> [Data supplied]:
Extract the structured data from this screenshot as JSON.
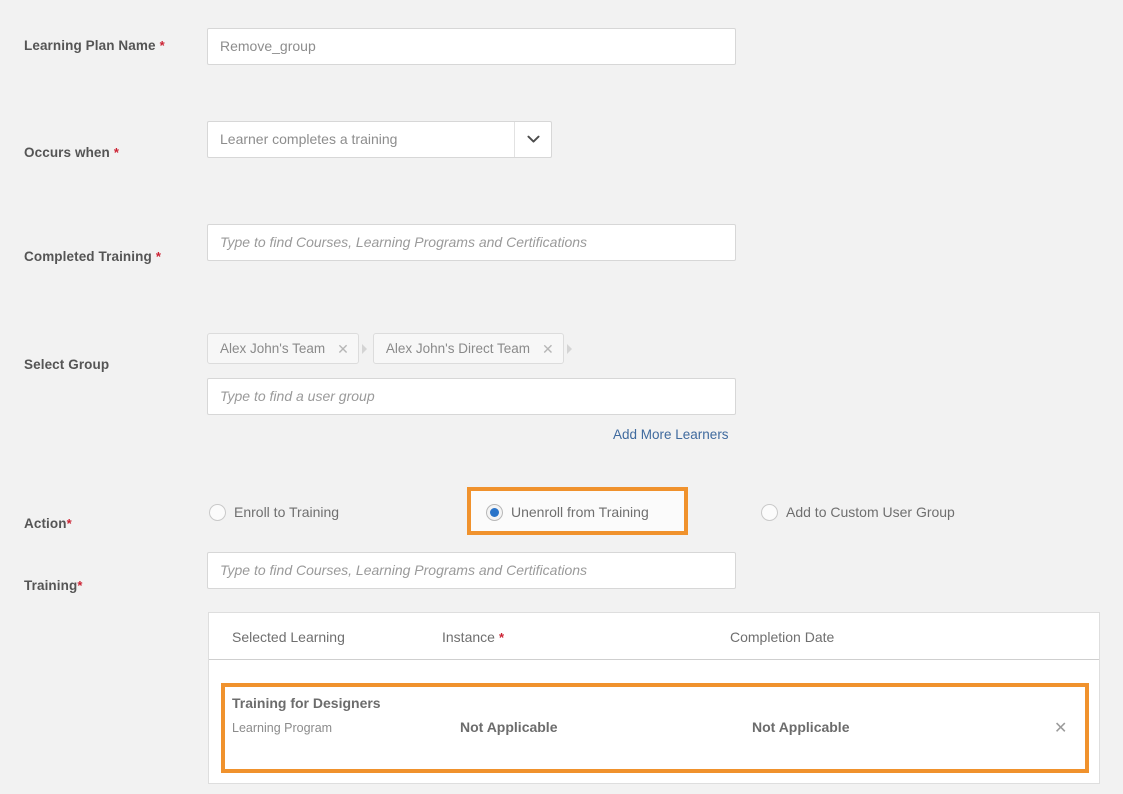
{
  "colors": {
    "page_bg": "#f2f2f2",
    "highlight_orange": "#f0922d",
    "required_red": "#cc2233",
    "link_blue": "#3f6a9e",
    "radio_selected_blue": "#2a74c9",
    "label_grey": "#555555",
    "input_border": "#d7d7d7"
  },
  "fields": {
    "learning_plan_name": {
      "label": "Learning Plan Name",
      "required": true,
      "value": "Remove_group"
    },
    "occurs_when": {
      "label": "Occurs when",
      "required": true,
      "selected": "Learner completes a training",
      "chevron_icon": "chevron-down-icon"
    },
    "completed_training": {
      "label": "Completed Training",
      "required": true,
      "placeholder": "Type to find Courses, Learning Programs and Certifications",
      "value": ""
    },
    "select_group": {
      "label": "Select Group",
      "required": false,
      "placeholder": "Type to find a user group",
      "value": "",
      "chips": [
        {
          "label": "Alex John's Team",
          "remove_icon": "close-icon"
        },
        {
          "label": "Alex John's Direct Team",
          "remove_icon": "close-icon"
        }
      ],
      "add_more_link": "Add More Learners"
    },
    "action": {
      "label": "Action",
      "required": true,
      "options": [
        {
          "label": "Enroll to Training",
          "selected": false,
          "highlighted": false
        },
        {
          "label": "Unenroll from Training",
          "selected": true,
          "highlighted": true
        },
        {
          "label": "Add to Custom User Group",
          "selected": false,
          "highlighted": false
        }
      ]
    },
    "training": {
      "label": "Training",
      "required": true,
      "placeholder": "Type to find Courses, Learning Programs and Certifications",
      "value": ""
    }
  },
  "selected_learning_table": {
    "columns": [
      {
        "label": "Selected Learning",
        "required": false
      },
      {
        "label": "Instance",
        "required": true
      },
      {
        "label": "Completion Date",
        "required": false
      }
    ],
    "rows": [
      {
        "title": "Training for Designers",
        "subtitle": "Learning Program",
        "instance": "Not Applicable",
        "completion_date": "Not Applicable",
        "remove_icon": "close-icon",
        "highlighted": true
      }
    ]
  }
}
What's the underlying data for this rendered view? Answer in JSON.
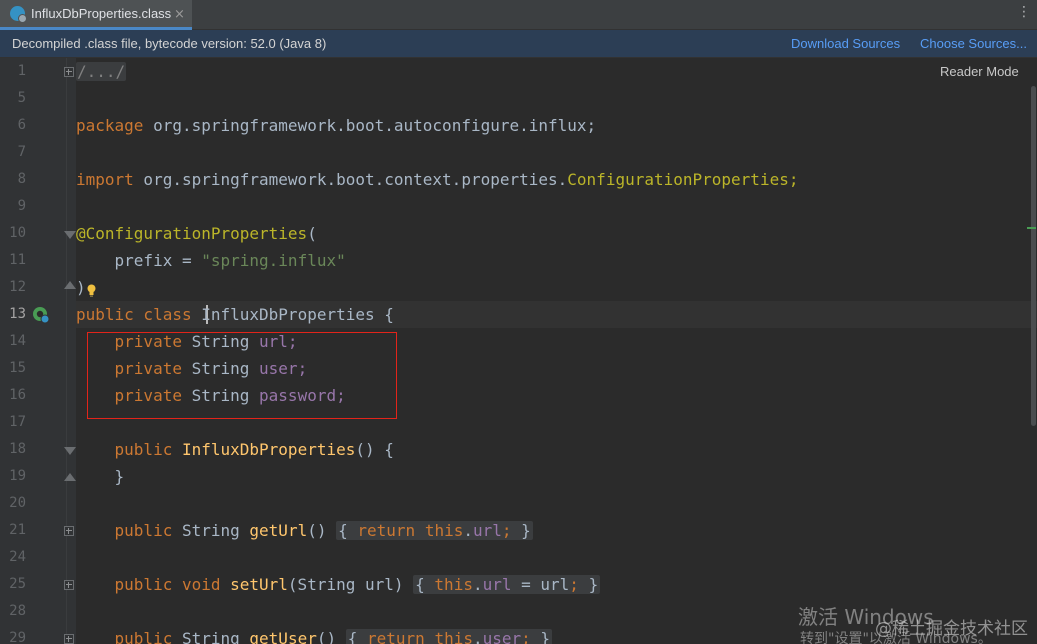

> [Work required]: Write out the entries above word for word. Do not include the pictures.

> [Result for this task]:
Extract the structured data from this screenshot as JSON.
{
  "colors": {
    "page_bg": "#f2f2f2",
    "highlight_orange": "#f0922d",
    "required_red": "#cc2233",
    "link_blue": "#3f6a9e",
    "radio_selected_blue": "#2a74c9",
    "label_grey": "#555555",
    "input_border": "#d7d7d7"
  },
  "fields": {
    "learning_plan_name": {
      "label": "Learning Plan Name",
      "required": true,
      "value": "Remove_group"
    },
    "occurs_when": {
      "label": "Occurs when",
      "required": true,
      "selected": "Learner completes a training",
      "chevron_icon": "chevron-down-icon"
    },
    "completed_training": {
      "label": "Completed Training",
      "required": true,
      "placeholder": "Type to find Courses, Learning Programs and Certifications",
      "value": ""
    },
    "select_group": {
      "label": "Select Group",
      "required": false,
      "placeholder": "Type to find a user group",
      "value": "",
      "chips": [
        {
          "label": "Alex John's Team",
          "remove_icon": "close-icon"
        },
        {
          "label": "Alex John's Direct Team",
          "remove_icon": "close-icon"
        }
      ],
      "add_more_link": "Add More Learners"
    },
    "action": {
      "label": "Action",
      "required": true,
      "options": [
        {
          "label": "Enroll to Training",
          "selected": false,
          "highlighted": false
        },
        {
          "label": "Unenroll from Training",
          "selected": true,
          "highlighted": true
        },
        {
          "label": "Add to Custom User Group",
          "selected": false,
          "highlighted": false
        }
      ]
    },
    "training": {
      "label": "Training",
      "required": true,
      "placeholder": "Type to find Courses, Learning Programs and Certifications",
      "value": ""
    }
  },
  "selected_learning_table": {
    "columns": [
      {
        "label": "Selected Learning",
        "required": false
      },
      {
        "label": "Instance",
        "required": true
      },
      {
        "label": "Completion Date",
        "required": false
      }
    ],
    "rows": [
      {
        "title": "Training for Designers",
        "subtitle": "Learning Program",
        "instance": "Not Applicable",
        "completion_date": "Not Applicable",
        "remove_icon": "close-icon",
        "highlighted": true
      }
    ]
  }
}
What's the underlying data for this rendered view? Answer in JSON.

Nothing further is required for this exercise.